**** Quoted text ****
Thursday, 26 February 2015

THE LOUGHOR ESTUARY AND SALT MARSHES



The north coast of the Gower Peninsula largely consists of an expanse of salt marshes which, while bleak in nature, provides an ideal environment for the production of the highly prized lamb from the sheep grazing here.  There is an abundance of nourishment from the plants growing in the marshes: Samphire, Sorrel, Sea lavender and Thrift.  The salt marshes stretch westwards from Crofty and are fringed by a number of villages.  Penclawdd and Crofty are known for their cockle industry, which dates back to Roman times.  Penclawdd was once a thriving sea port exporting copper goods, coal and seafood, and there used to be coal mines in the area.  Salthouse Point is a man-made area which formerly played a role in the area's shipping history, and later formed part of an army practice range.  Now the Point is an important wildlife habitat.
**** Data excerpts ****
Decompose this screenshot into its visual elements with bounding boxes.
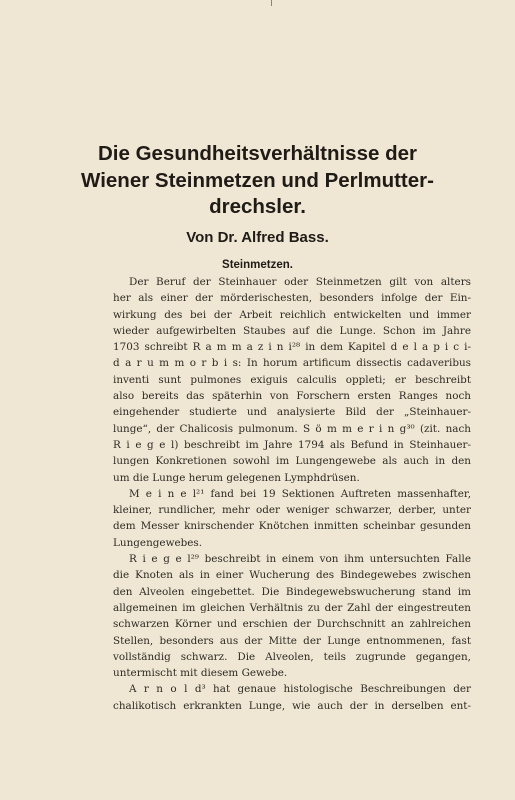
text-line: lungen Konkretionen sowohl im Lungengewebe als auch in den	[113, 455, 471, 468]
text-line: inventi sunt pulmones exiguis calculis oppleti; er beschreibt	[113, 373, 471, 386]
text-line: schwarzen Körner und erschien der Durchschnitt an zahlreichen	[113, 618, 471, 631]
text-line: wieder aufgewirbelten Staubes auf die Lunge. Schon im Jahre	[113, 324, 471, 337]
title-line: Die Gesundheitsverhältnisse der	[97, 142, 417, 165]
text-line: her als einer der mörderischesten, besonders infolge der Ein-	[113, 292, 471, 305]
paragraph	[113, 486, 471, 551]
text-line: die Knoten als in einer Wucherung des Bindegewebes zwischen	[113, 569, 471, 582]
text-line: Stellen, besonders aus der Mitte der Lunge entnommenen, fast	[113, 634, 471, 647]
text-line: Der Beruf der Steinhauer oder Steinmetzen gilt von alters	[129, 276, 471, 288]
body-text	[113, 274, 471, 714]
text-line: um die Lunge herum gelegenen Lymphdrüsen.	[113, 471, 360, 484]
text-line: M e i n e l²¹ fand bei 19 Sektionen Auftreten massenhafter,	[129, 487, 471, 500]
text-line: eingehender studierte und analysierte Bild der „Steinhauer-	[113, 406, 471, 419]
text-line: d a r u m m o r b i s: In horum artificum dissectis cadaveribus	[113, 357, 471, 370]
text-line: Lungengewebes.	[113, 536, 203, 549]
text-line: dem Messer knirschender Knötchen inmitten scheinbar gesunden	[113, 520, 471, 533]
text-line: also bereits das späterhin von Forschern ersten Ranges noch	[113, 390, 471, 403]
paragraph	[113, 551, 471, 681]
text-line: lunge“, der Chalicosis pulmonum. S ö m m e r i n g³⁰ (zit. nach	[113, 422, 471, 435]
text-line: vollständig schwarz. Die Alveolen, teils zugrunde gegangen,	[113, 650, 471, 663]
title-line: drechsler.	[209, 195, 306, 218]
text-line: R i e g e l) beschreibt im Jahre 1794 als Befund in Steinhauer-	[113, 438, 471, 451]
text-line: A r n o l d³ hat genaue histologische Beschreibungen der	[129, 683, 471, 696]
page-edge-mark	[271, 0, 272, 6]
text-line: kleiner, rundlicher, mehr oder weniger schwarzer, derber, unter	[113, 504, 471, 517]
text-line: wirkung des bei der Arbeit reichlich entwickelten und immer	[113, 308, 471, 321]
title-line: Wiener Steinmetzen und Perlmutter-	[81, 168, 434, 192]
text-line: untermischt mit diesem Gewebe.	[113, 667, 288, 680]
text-line: chalikotisch erkrankten Lunge, wie auch der in derselben ent-	[113, 699, 471, 712]
text-line: 1703 schreibt R a m m a z i n i²⁸ in dem Kapitel d e l a p i c i-	[113, 341, 471, 354]
article-title	[0, 141, 515, 221]
text-line: allgemeinen im gleichen Verhältnis zu der Zahl der eingestreuten	[113, 601, 471, 614]
author-line: Von Dr. Alfred Bass.	[186, 229, 329, 246]
paragraph	[113, 681, 471, 714]
paragraph	[113, 274, 471, 486]
text-line: R i e g e l²⁹ beschreibt in einem von ihm untersuchten Falle	[129, 553, 471, 566]
section-heading: Steinmetzen.	[222, 259, 293, 271]
text-line: den Alveolen eingebettet. Die Bindegewebswucherung stand im	[113, 585, 471, 598]
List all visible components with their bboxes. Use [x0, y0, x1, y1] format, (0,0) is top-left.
****
-- Direction 1 --
Three questions on the Loughor Estuary text:
(a) Which two places are known for their cockle industry?
(b) What goods did Penclawdd once export as a sea port?
(c) What is Salthouse Point now?
-- Direction 2 --
Rewrite the Loughor Estuary text starting at "THE LOUGHOR ESTUARY" and ending at "important wildlife habitat.", substituting "oyster industry" for "cockle industry".
Draw only on the text for your answers.

-- Task response 1 --
(a) Penclawdd and Crofty.
(b) Copper goods, coal and seafood.
(c) An important wildlife habitat.

-- Task response 2 --
THE LOUGHOR ESTUARY AND SALT MARSHES



The north coast of the Gower Peninsula largely consists of an expanse of salt marshes which, while bleak in nature, provides an ideal environment for the production of the highly prized lamb from the sheep grazing here.  There is an abundance of nourishment from the plants growing in the marshes: Samphire, Sorrel, Sea lavender and Thrift.  The salt marshes stretch westwards from Crofty and are fringed by a number of villages.  Penclawdd and Crofty are known for their oyster industry, which dates back to Roman times.  Penclawdd was once a thriving sea port exporting copper goods, coal and seafood, and there used to be coal mines in the area.  Salthouse Point is a man-made area which formerly played a role in the area's shipping history, and later formed part of an army practice range.  Now the Point is an important wildlife habitat.